Aim – Lines that include the word "COIMBATORE" are the ones to copy.

Data section –
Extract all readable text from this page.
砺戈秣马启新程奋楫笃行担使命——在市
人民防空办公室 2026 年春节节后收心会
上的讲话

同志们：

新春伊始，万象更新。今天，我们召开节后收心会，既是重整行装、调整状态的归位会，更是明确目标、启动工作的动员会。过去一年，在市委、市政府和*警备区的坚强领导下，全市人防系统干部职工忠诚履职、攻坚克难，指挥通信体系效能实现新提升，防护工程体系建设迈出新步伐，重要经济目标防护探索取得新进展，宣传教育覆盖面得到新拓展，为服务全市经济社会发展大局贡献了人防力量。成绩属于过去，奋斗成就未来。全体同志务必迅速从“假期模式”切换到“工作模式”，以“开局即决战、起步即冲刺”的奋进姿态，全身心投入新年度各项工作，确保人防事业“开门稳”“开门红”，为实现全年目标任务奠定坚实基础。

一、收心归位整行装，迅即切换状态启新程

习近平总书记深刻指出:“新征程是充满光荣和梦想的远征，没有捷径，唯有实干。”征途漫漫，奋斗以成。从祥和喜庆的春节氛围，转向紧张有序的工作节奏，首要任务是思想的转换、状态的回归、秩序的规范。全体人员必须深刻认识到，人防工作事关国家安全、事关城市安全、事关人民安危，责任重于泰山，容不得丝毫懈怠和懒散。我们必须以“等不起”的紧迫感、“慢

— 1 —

---

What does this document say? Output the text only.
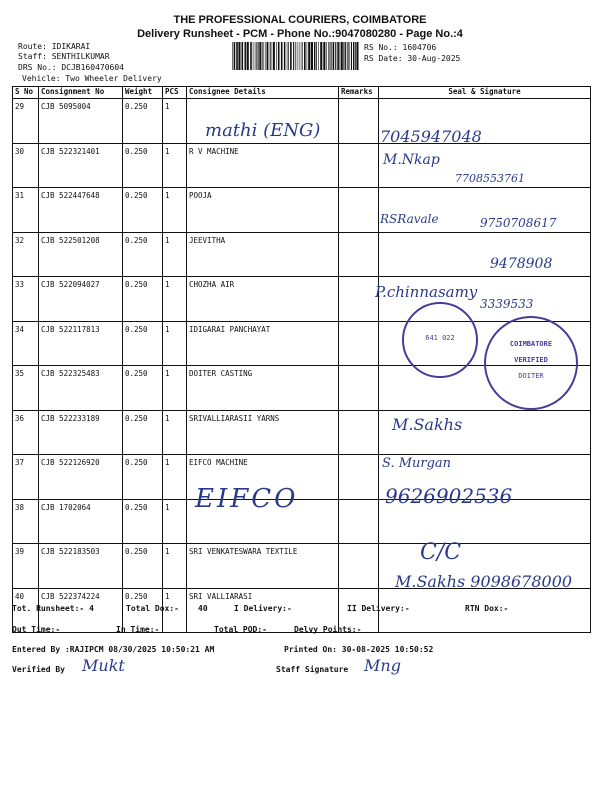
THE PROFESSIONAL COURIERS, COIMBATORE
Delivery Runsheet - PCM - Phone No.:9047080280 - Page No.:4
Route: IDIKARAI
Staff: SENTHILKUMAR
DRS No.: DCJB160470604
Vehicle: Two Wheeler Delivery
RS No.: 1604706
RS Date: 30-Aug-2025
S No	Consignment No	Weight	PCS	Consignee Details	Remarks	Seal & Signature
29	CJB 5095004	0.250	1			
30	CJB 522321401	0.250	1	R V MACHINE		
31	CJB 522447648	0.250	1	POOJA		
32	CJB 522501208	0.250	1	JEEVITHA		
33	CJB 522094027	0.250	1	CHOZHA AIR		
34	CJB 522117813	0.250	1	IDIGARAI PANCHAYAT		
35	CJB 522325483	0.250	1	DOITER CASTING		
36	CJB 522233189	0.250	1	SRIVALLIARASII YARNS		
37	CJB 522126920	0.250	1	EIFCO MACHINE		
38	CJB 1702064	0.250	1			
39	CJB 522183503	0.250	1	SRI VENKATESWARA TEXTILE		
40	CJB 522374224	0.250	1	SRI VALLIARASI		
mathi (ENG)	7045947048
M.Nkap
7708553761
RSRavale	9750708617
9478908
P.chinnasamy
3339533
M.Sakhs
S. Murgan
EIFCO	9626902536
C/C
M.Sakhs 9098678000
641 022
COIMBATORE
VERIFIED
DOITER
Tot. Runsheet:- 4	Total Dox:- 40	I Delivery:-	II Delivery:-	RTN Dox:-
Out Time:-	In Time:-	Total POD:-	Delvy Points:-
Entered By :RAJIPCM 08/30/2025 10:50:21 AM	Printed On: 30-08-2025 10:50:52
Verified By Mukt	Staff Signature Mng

Response to this exercise –
THE PROFESSIONAL COURIERS, COIMBATORE
COIMBATORE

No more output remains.